▶ Work to do
Copy out the data below as written; omit any images.

[Figure contents as structured data]

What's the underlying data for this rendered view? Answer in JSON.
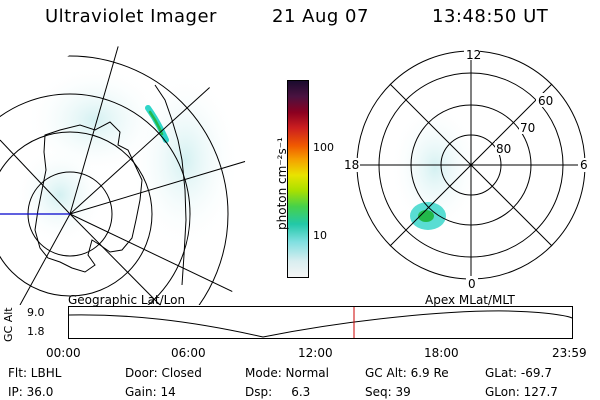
{
  "header": {
    "title": "Ultraviolet Imager",
    "date": "21 Aug 07",
    "time": "13:48:50 UT"
  },
  "colorbar": {
    "unit": "photon cm⁻²s⁻¹",
    "ticks": [
      "100",
      "10"
    ]
  },
  "polar": {
    "lat_labels": [
      "60",
      "70",
      "80"
    ],
    "mlt_labels": {
      "top": "12",
      "left": "18",
      "right": "6",
      "bottom": "0"
    }
  },
  "timeline": {
    "left_title": "Geographic Lat/Lon",
    "right_title": "Apex MLat/MLT",
    "axis_label": "GC Alt",
    "y_ticks": [
      "9.0",
      "1.8"
    ],
    "x_ticks": [
      "00:00",
      "06:00",
      "12:00",
      "18:00",
      "23:59"
    ],
    "current_time": "13:48:50"
  },
  "status": {
    "row1": [
      "Flt: LBHL",
      "Door: Closed",
      "Mode: Normal",
      "GC Alt: 6.9 Re",
      "GLat: -69.7"
    ],
    "row2": [
      "IP: 36.0",
      "Gain: 14",
      "Dsp:     6.3",
      "Seq: 39",
      "GLon: 127.7"
    ]
  },
  "colors": {
    "aurora": "#2fd5c8",
    "aurora_core": "#22b84a",
    "marker": "#cc0000",
    "meridian": "#0000cc"
  }
}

▶ Output below
What's the underlying data for this rendered view? Answer in JSON.
{
  "header": {
    "title": "Ultraviolet Imager",
    "date": "21 Aug 07",
    "time": "13:48:50 UT"
  },
  "colorbar": {
    "unit": "photon cm⁻²s⁻¹",
    "ticks": [
      "100",
      "10"
    ]
  },
  "polar": {
    "lat_labels": [
      "60",
      "70",
      "80"
    ],
    "mlt_labels": {
      "top": "12",
      "left": "18",
      "right": "6",
      "bottom": "0"
    }
  },
  "timeline": {
    "left_title": "Geographic Lat/Lon",
    "right_title": "Apex MLat/MLT",
    "axis_label": "GC Alt",
    "y_ticks": [
      "9.0",
      "1.8"
    ],
    "x_ticks": [
      "00:00",
      "06:00",
      "12:00",
      "18:00",
      "23:59"
    ],
    "current_time": "13:48:50"
  },
  "status": {
    "row1": [
      "Flt: LBHL",
      "Door: Closed",
      "Mode: Normal",
      "GC Alt: 6.9 Re",
      "GLat: -69.7"
    ],
    "row2": [
      "IP: 36.0",
      "Gain: 14",
      "Dsp:     6.3",
      "Seq: 39",
      "GLon: 127.7"
    ]
  },
  "colors": {
    "aurora": "#2fd5c8",
    "aurora_core": "#22b84a",
    "marker": "#cc0000",
    "meridian": "#0000cc"
  }
}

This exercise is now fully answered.